◆ WHAT NEEDS TO BE DONE
Could you copy every line from the material below in which "psig" appears?

A run of records:
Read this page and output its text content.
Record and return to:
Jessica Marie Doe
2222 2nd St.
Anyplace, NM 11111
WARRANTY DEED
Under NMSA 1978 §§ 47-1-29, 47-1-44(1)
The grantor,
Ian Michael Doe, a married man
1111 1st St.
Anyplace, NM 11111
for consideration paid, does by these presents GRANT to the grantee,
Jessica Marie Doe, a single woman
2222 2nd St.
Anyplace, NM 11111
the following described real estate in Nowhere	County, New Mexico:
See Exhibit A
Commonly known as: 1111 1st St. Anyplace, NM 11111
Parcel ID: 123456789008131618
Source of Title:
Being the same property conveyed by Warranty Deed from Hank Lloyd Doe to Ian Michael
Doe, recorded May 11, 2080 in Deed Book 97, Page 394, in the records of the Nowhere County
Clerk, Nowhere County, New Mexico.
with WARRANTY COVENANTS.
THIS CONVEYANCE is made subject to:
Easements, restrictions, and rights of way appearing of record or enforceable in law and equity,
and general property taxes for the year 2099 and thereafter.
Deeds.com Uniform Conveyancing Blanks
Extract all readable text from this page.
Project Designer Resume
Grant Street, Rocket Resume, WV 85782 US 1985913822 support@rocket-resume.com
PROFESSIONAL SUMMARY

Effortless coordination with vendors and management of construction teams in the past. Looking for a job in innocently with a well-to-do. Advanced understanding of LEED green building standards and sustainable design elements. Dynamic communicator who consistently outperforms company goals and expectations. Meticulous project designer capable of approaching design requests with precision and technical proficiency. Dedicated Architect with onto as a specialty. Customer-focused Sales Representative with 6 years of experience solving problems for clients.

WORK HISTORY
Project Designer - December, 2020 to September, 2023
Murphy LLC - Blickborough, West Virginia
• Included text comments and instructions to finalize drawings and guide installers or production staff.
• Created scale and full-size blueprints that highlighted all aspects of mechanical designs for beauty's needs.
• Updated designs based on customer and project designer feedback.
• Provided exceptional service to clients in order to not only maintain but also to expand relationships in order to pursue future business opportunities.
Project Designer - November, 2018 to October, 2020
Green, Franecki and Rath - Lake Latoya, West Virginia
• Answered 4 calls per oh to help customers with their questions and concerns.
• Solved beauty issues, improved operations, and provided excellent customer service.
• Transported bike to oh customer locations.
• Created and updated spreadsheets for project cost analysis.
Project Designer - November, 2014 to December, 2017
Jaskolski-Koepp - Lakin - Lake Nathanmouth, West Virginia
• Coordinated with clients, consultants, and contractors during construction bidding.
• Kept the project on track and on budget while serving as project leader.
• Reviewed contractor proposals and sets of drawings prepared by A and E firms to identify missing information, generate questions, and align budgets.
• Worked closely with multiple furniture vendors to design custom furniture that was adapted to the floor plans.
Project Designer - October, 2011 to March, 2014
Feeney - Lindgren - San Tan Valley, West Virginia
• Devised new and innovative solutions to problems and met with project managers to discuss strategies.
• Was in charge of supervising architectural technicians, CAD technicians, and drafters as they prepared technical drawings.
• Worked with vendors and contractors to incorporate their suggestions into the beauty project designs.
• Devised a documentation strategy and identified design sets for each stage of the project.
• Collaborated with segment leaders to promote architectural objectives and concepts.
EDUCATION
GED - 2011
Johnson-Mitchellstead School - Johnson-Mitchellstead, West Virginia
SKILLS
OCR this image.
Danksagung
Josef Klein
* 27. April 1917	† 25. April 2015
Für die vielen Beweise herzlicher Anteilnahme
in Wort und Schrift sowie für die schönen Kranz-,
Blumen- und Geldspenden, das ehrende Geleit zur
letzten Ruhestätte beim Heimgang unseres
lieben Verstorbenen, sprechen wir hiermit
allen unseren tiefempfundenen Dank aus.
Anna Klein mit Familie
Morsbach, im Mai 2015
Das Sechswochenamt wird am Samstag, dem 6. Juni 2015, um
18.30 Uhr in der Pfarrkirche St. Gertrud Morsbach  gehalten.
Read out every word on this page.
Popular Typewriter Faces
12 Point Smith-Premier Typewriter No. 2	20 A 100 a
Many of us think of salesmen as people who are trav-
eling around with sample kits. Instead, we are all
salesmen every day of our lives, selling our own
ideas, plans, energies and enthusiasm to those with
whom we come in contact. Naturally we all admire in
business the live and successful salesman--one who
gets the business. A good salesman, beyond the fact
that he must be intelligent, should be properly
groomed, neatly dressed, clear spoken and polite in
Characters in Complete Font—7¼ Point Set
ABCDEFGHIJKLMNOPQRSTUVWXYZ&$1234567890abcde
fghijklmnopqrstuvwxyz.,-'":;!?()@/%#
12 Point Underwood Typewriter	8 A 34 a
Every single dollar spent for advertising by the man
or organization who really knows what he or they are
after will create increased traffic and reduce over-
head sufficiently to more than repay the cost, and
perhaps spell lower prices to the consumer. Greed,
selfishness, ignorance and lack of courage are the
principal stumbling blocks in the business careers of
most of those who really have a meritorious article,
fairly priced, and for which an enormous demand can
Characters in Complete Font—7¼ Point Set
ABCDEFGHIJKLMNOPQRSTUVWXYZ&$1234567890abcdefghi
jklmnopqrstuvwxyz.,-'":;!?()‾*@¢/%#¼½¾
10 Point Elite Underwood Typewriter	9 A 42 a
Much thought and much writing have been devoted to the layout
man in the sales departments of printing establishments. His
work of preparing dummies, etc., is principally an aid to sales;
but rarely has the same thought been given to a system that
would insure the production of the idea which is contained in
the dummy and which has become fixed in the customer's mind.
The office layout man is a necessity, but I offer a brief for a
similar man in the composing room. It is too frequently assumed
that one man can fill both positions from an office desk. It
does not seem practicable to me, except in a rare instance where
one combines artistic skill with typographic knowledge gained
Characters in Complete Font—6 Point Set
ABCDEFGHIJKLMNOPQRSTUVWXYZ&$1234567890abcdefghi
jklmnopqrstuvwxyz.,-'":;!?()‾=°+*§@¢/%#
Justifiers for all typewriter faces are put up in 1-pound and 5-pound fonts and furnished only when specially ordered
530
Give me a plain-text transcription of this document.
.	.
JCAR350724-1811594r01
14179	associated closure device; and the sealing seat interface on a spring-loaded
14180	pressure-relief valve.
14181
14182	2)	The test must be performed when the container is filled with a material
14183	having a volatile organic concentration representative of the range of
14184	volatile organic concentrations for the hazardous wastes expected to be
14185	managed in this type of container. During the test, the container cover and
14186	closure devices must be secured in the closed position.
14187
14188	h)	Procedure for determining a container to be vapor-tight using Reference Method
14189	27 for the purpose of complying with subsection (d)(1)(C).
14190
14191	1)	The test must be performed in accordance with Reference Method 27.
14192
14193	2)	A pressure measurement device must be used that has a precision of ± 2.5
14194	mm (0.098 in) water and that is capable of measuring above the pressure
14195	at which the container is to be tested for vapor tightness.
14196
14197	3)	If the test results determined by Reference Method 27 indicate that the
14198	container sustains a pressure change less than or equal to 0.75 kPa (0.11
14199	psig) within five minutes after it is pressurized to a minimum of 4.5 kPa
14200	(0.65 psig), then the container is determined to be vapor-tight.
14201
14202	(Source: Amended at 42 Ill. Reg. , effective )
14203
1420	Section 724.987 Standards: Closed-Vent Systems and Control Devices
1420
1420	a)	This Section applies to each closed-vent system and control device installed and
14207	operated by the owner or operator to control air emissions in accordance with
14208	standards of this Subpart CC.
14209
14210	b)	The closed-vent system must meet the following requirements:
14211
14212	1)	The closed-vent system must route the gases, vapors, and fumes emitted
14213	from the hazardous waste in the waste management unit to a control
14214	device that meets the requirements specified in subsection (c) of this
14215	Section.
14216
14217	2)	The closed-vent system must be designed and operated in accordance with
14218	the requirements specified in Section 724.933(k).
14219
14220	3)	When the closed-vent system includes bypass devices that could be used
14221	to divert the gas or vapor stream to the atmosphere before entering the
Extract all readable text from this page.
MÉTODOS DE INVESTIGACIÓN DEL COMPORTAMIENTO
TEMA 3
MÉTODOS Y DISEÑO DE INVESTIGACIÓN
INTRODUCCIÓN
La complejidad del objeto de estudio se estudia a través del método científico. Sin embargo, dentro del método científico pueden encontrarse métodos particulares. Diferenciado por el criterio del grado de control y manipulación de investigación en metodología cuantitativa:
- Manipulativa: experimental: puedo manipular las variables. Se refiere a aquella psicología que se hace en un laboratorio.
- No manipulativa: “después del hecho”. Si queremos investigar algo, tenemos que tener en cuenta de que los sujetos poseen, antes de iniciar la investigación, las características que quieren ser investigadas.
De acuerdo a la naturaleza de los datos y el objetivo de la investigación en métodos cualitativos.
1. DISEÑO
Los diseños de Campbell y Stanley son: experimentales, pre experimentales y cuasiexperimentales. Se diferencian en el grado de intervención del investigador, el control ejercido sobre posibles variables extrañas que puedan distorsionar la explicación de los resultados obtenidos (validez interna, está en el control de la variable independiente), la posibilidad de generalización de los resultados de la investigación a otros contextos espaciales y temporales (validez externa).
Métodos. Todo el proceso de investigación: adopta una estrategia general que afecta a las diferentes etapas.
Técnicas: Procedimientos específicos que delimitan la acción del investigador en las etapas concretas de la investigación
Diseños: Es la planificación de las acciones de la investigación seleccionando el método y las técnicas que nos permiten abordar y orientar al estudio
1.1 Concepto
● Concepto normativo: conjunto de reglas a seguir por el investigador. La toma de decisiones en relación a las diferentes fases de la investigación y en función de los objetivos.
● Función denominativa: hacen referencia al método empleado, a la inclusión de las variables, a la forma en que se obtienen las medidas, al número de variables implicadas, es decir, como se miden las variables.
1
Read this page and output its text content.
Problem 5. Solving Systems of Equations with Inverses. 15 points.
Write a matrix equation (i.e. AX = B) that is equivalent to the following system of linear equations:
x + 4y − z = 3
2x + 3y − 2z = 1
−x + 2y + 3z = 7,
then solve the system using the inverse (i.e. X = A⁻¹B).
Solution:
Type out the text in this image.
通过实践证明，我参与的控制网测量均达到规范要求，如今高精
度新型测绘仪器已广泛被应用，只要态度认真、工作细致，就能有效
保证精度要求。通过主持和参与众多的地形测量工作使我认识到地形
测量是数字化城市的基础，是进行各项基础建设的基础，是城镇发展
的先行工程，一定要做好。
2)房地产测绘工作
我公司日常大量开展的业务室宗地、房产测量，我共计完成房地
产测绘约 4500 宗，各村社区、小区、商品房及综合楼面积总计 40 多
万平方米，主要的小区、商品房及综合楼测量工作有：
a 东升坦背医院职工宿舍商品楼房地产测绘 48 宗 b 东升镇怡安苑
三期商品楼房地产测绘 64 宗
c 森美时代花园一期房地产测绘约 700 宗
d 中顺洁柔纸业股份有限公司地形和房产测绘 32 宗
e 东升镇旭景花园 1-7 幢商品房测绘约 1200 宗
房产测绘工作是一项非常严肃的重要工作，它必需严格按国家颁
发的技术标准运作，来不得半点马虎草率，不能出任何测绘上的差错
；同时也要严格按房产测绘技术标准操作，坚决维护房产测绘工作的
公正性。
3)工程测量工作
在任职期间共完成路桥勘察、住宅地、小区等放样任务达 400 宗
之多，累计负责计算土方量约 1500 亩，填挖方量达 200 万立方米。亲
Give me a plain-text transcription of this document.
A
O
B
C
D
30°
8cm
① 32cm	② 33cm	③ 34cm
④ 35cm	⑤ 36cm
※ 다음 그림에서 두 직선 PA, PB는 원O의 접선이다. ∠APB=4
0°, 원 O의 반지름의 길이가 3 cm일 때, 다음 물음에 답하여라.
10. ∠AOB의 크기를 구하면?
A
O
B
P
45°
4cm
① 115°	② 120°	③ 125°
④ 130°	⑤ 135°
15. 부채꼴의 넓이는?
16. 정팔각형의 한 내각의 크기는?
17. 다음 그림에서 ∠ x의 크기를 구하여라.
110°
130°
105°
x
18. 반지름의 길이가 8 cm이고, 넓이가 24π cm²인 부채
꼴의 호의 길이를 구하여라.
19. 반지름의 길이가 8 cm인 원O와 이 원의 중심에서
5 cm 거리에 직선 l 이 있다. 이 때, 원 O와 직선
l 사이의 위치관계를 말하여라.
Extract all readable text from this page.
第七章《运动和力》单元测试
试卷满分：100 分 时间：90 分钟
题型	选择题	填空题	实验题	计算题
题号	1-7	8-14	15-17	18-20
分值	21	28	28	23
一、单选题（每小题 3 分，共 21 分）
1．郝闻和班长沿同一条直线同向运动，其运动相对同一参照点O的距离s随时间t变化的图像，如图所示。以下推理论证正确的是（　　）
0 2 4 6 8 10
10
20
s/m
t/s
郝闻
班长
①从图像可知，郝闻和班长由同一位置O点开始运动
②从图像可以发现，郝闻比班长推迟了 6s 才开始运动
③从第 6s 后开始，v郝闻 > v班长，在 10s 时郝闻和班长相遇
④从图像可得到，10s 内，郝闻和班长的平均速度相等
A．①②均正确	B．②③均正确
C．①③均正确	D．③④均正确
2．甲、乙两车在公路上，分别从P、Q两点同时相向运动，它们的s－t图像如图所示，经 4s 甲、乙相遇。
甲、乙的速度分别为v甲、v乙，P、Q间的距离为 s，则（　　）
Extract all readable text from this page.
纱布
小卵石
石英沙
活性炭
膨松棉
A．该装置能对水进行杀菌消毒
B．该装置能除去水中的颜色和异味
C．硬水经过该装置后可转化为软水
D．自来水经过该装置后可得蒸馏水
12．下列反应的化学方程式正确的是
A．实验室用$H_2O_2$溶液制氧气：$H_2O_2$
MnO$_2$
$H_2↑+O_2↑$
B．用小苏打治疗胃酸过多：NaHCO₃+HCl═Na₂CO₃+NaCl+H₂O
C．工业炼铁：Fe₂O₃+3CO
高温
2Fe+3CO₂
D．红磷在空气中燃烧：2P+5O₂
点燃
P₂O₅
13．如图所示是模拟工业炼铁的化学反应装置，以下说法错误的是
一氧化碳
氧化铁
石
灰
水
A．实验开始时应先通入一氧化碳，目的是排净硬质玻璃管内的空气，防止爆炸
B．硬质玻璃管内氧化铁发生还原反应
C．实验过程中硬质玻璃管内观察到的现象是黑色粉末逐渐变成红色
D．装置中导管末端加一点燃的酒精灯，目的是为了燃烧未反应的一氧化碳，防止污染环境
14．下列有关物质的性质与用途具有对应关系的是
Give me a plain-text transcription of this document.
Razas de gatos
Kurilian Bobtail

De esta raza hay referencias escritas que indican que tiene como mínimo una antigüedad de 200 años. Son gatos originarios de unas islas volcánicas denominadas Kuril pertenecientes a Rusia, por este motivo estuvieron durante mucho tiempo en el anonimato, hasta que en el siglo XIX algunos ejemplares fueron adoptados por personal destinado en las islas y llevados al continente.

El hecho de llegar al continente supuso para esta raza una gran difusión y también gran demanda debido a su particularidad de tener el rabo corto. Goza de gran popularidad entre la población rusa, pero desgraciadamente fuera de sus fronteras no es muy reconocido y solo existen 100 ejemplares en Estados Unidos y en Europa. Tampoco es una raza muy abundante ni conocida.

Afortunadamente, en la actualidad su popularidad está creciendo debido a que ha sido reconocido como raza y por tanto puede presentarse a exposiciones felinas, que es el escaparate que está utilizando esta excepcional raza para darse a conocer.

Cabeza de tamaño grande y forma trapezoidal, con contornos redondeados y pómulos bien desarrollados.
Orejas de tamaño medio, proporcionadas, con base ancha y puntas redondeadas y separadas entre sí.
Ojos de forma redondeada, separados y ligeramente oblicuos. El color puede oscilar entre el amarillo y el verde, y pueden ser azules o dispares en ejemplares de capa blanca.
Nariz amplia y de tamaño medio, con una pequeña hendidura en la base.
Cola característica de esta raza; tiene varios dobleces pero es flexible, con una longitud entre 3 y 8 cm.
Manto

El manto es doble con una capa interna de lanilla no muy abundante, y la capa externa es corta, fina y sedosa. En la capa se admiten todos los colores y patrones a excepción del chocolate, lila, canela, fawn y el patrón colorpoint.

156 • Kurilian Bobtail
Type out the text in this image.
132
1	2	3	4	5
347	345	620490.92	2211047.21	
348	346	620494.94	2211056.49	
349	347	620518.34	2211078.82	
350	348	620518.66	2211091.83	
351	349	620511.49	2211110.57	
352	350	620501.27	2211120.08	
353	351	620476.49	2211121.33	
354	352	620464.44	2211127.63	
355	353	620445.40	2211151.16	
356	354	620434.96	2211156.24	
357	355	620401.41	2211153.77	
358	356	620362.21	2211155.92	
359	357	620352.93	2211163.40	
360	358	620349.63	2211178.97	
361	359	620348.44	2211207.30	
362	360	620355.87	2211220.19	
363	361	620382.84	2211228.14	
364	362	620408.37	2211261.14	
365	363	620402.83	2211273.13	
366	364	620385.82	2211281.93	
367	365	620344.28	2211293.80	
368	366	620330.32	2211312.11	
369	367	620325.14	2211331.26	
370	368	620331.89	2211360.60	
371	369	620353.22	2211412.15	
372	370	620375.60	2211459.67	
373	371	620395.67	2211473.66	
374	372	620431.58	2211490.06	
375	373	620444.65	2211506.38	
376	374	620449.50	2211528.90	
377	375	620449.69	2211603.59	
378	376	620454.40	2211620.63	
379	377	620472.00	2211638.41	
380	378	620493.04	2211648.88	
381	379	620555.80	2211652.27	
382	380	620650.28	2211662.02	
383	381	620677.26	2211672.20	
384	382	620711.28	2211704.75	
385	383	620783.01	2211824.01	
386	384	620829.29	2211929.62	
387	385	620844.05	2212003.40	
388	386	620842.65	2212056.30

◆ COMPLETED EXERCISE
14199	psig) within five minutes after it is pressurized to a minimum of 4.5 kPa
14200	(0.65 psig), then the container is determined to be vapor-tight.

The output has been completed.